[Dataset entries]
=-=-=

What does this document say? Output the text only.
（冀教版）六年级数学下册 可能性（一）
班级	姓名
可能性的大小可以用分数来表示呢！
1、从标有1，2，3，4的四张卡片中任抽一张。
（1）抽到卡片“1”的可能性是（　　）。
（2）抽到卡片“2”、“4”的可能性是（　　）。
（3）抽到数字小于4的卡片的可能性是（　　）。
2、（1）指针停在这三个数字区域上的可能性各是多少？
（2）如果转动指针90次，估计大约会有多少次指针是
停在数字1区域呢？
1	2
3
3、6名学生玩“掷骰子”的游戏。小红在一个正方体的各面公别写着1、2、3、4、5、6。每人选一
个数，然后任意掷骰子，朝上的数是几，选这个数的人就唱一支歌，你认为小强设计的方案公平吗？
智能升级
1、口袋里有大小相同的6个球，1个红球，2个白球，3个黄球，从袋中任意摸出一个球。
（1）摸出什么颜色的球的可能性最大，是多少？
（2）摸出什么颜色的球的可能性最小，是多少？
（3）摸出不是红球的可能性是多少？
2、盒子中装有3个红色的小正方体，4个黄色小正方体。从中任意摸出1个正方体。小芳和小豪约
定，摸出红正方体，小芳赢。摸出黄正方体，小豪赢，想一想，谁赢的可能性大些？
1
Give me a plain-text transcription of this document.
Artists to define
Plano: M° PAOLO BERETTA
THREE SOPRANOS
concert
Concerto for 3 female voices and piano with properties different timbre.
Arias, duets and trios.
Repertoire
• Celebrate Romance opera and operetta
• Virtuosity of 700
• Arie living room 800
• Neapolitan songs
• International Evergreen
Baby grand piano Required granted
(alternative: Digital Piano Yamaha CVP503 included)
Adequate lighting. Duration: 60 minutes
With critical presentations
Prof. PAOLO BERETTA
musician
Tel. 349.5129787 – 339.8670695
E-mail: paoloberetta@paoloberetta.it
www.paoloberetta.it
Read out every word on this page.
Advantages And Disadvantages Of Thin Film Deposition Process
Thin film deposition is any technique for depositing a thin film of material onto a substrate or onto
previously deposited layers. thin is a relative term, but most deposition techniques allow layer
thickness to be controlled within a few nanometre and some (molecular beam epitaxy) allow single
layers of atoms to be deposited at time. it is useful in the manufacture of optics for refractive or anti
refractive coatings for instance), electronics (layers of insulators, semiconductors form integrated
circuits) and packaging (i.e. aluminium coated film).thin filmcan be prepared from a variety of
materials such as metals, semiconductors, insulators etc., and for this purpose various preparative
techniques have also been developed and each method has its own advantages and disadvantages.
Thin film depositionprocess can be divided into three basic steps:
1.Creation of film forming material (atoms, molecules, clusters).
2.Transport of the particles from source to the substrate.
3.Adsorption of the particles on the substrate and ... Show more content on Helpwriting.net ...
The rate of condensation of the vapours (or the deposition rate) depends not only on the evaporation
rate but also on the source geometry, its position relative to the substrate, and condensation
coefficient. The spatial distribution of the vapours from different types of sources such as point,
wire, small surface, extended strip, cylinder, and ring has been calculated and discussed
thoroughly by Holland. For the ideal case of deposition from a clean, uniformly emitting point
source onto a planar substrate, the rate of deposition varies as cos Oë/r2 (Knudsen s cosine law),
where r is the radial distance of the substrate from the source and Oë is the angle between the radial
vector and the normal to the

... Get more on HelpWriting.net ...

=-=-=

§ **Work required**
Find every line in the records that contains the word "deposited"; copy those lines.

§ **Written solution**
previously deposited layers. thin is a relative term, but most deposition techniques allow layer
layers of atoms to be deposited at time. it is useful in the manufacture of optics for refractive or anti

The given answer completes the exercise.